- **Exercise prompt**: Copy the full set of lines exactly as given.

- **Working data**:
____
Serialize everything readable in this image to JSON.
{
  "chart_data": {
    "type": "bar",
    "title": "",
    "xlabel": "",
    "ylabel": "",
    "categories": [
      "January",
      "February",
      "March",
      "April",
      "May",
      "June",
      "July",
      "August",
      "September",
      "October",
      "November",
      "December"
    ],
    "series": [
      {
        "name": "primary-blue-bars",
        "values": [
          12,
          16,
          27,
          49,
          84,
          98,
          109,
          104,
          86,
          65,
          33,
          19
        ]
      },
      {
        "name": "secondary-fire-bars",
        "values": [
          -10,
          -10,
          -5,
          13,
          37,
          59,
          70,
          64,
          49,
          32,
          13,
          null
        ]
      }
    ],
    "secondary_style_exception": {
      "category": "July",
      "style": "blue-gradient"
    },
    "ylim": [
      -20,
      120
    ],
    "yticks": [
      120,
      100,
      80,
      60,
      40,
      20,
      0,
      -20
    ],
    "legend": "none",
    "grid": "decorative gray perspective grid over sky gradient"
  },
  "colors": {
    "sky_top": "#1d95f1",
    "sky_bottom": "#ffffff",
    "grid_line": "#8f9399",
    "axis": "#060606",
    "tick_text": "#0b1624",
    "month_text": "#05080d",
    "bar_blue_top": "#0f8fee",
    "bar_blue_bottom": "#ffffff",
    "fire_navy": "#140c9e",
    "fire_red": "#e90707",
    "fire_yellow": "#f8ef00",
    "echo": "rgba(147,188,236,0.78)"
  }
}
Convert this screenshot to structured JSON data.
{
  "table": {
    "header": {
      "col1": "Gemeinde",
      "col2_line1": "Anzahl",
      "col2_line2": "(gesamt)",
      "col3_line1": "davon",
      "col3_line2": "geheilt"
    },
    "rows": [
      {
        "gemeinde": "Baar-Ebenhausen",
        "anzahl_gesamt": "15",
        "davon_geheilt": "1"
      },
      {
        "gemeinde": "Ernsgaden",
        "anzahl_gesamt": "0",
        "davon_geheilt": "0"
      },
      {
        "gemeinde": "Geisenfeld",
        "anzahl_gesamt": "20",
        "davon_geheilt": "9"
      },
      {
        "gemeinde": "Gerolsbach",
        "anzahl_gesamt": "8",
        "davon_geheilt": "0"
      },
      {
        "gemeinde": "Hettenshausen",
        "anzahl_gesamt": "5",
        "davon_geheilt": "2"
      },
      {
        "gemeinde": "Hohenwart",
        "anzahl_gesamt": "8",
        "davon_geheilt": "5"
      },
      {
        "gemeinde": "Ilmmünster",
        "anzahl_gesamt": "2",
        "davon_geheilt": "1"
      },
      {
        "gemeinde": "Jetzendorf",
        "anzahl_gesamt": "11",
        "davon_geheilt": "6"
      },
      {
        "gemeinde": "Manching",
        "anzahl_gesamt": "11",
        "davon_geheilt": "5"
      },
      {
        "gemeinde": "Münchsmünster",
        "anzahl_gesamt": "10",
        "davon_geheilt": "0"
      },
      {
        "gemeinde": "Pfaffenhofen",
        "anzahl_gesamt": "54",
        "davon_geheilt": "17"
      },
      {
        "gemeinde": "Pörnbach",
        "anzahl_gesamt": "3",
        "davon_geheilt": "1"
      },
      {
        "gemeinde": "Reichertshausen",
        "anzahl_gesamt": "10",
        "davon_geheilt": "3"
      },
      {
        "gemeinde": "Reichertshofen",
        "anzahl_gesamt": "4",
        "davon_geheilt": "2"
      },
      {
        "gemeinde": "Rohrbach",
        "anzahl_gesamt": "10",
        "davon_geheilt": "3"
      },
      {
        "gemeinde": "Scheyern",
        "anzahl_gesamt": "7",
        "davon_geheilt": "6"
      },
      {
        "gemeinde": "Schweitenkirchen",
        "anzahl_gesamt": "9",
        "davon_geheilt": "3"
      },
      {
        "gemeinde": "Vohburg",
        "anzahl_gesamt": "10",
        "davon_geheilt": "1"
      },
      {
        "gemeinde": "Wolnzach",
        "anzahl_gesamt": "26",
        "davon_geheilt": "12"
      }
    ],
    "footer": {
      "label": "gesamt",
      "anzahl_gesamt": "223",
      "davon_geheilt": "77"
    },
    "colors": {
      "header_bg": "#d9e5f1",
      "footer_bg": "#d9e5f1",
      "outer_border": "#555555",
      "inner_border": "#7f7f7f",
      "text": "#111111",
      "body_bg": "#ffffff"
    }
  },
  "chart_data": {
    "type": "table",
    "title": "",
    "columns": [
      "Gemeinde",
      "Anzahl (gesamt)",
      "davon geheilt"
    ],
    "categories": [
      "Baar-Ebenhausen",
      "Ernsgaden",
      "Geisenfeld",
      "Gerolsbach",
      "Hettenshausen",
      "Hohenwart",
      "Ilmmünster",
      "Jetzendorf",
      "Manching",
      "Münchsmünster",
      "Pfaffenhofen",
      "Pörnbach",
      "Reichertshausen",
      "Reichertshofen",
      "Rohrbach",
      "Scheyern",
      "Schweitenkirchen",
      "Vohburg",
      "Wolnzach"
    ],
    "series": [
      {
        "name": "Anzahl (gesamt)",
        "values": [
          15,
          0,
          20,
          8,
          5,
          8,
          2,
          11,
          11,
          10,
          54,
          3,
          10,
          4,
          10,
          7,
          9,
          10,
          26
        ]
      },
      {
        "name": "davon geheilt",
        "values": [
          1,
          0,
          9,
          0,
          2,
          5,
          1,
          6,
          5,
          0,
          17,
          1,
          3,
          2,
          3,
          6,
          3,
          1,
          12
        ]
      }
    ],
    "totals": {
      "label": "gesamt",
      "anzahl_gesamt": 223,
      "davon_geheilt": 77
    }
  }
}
____
- **Written response**:
Serialize everything readable in this image to JSON.
{
  "chart_data": {
    "type": "bar",
    "title": "",
    "xlabel": "",
    "ylabel": "",
    "categories": [
      "January",
      "February",
      "March",
      "April",
      "May",
      "June",
      "July",
      "August",
      "September",
      "October",
      "November",
      "December"
    ],
    "series": [
      {
        "name": "primary-blue-bars",
        "values": [
          12,
          16,
          27,
          49,
          84,
          98,
          109,
          104,
          86,
          65,
          33,
          19
        ]
      },
      {
        "name": "secondary-fire-bars",
        "values": [
          -10,
          -10,
          -5,
          13,
          37,
          59,
          70,
          64,
          49,
          32,
          13,
          null
        ]
      }
    ],
    "secondary_style_exception": {
      "category": "July",
      "style": "blue-gradient"
    },
    "ylim": [
      -20,
      120
    ],
    "yticks": [
      120,
      100,
      80,
      60,
      40,
      20,
      0,
      -20
    ],
    "legend": "none",
    "grid": "decorative gray perspective grid over sky gradient"
  },
  "colors": {
    "sky_top": "#1d95f1",
    "sky_bottom": "#ffffff",
    "grid_line": "#8f9399",
    "axis": "#060606",
    "tick_text": "#0b1624",
    "month_text": "#05080d",
    "bar_blue_top": "#0f8fee",
    "bar_blue_bottom": "#ffffff",
    "fire_navy": "#140c9e",
    "fire_red": "#e90707",
    "fire_yellow": "#f8ef00",
    "echo": "rgba(147,188,236,0.78)"
  }
}
Convert this screenshot to structured JSON data.
{
  "table": {
    "header": {
      "col1": "Gemeinde",
      "col2_line1": "Anzahl",
      "col2_line2": "(gesamt)",
      "col3_line1": "davon",
      "col3_line2": "geheilt"
    },
    "rows": [
      {
        "gemeinde": "Baar-Ebenhausen",
        "anzahl_gesamt": "15",
        "davon_geheilt": "1"
      },
      {
        "gemeinde": "Ernsgaden",
        "anzahl_gesamt": "0",
        "davon_geheilt": "0"
      },
      {
        "gemeinde": "Geisenfeld",
        "anzahl_gesamt": "20",
        "davon_geheilt": "9"
      },
      {
        "gemeinde": "Gerolsbach",
        "anzahl_gesamt": "8",
        "davon_geheilt": "0"
      },
      {
        "gemeinde": "Hettenshausen",
        "anzahl_gesamt": "5",
        "davon_geheilt": "2"
      },
      {
        "gemeinde": "Hohenwart",
        "anzahl_gesamt": "8",
        "davon_geheilt": "5"
      },
      {
        "gemeinde": "Ilmmünster",
        "anzahl_gesamt": "2",
        "davon_geheilt": "1"
      },
      {
        "gemeinde": "Jetzendorf",
        "anzahl_gesamt": "11",
        "davon_geheilt": "6"
      },
      {
        "gemeinde": "Manching",
        "anzahl_gesamt": "11",
        "davon_geheilt": "5"
      },
      {
        "gemeinde": "Münchsmünster",
        "anzahl_gesamt": "10",
        "davon_geheilt": "0"
      },
      {
        "gemeinde": "Pfaffenhofen",
        "anzahl_gesamt": "54",
        "davon_geheilt": "17"
      },
      {
        "gemeinde": "Pörnbach",
        "anzahl_gesamt": "3",
        "davon_geheilt": "1"
      },
      {
        "gemeinde": "Reichertshausen",
        "anzahl_gesamt": "10",
        "davon_geheilt": "3"
      },
      {
        "gemeinde": "Reichertshofen",
        "anzahl_gesamt": "4",
        "davon_geheilt": "2"
      },
      {
        "gemeinde": "Rohrbach",
        "anzahl_gesamt": "10",
        "davon_geheilt": "3"
      },
      {
        "gemeinde": "Scheyern",
        "anzahl_gesamt": "7",
        "davon_geheilt": "6"
      },
      {
        "gemeinde": "Schweitenkirchen",
        "anzahl_gesamt": "9",
        "davon_geheilt": "3"
      },
      {
        "gemeinde": "Vohburg",
        "anzahl_gesamt": "10",
        "davon_geheilt": "1"
      },
      {
        "gemeinde": "Wolnzach",
        "anzahl_gesamt": "26",
        "davon_geheilt": "12"
      }
    ],
    "footer": {
      "label": "gesamt",
      "anzahl_gesamt": "223",
      "davon_geheilt": "77"
    },
    "colors": {
      "header_bg": "#d9e5f1",
      "footer_bg": "#d9e5f1",
      "outer_border": "#555555",
      "inner_border": "#7f7f7f",
      "text": "#111111",
      "body_bg": "#ffffff"
    }
  },
  "chart_data": {
    "type": "table",
    "title": "",
    "columns": [
      "Gemeinde",
      "Anzahl (gesamt)",
      "davon geheilt"
    ],
    "categories": [
      "Baar-Ebenhausen",
      "Ernsgaden",
      "Geisenfeld",
      "Gerolsbach",
      "Hettenshausen",
      "Hohenwart",
      "Ilmmünster",
      "Jetzendorf",
      "Manching",
      "Münchsmünster",
      "Pfaffenhofen",
      "Pörnbach",
      "Reichertshausen",
      "Reichertshofen",
      "Rohrbach",
      "Scheyern",
      "Schweitenkirchen",
      "Vohburg",
      "Wolnzach"
    ],
    "series": [
      {
        "name": "Anzahl (gesamt)",
        "values": [
          15,
          0,
          20,
          8,
          5,
          8,
          2,
          11,
          11,
          10,
          54,
          3,
          10,
          4,
          10,
          7,
          9,
          10,
          26
        ]
      },
      {
        "name": "davon geheilt",
        "values": [
          1,
          0,
          9,
          0,
          2,
          5,
          1,
          6,
          5,
          0,
          17,
          1,
          3,
          2,
          3,
          6,
          3,
          1,
          12
        ]
      }
    ],
    "totals": {
      "label": "gesamt",
      "anzahl_gesamt": 223,
      "davon_geheilt": 77
    }
  }
}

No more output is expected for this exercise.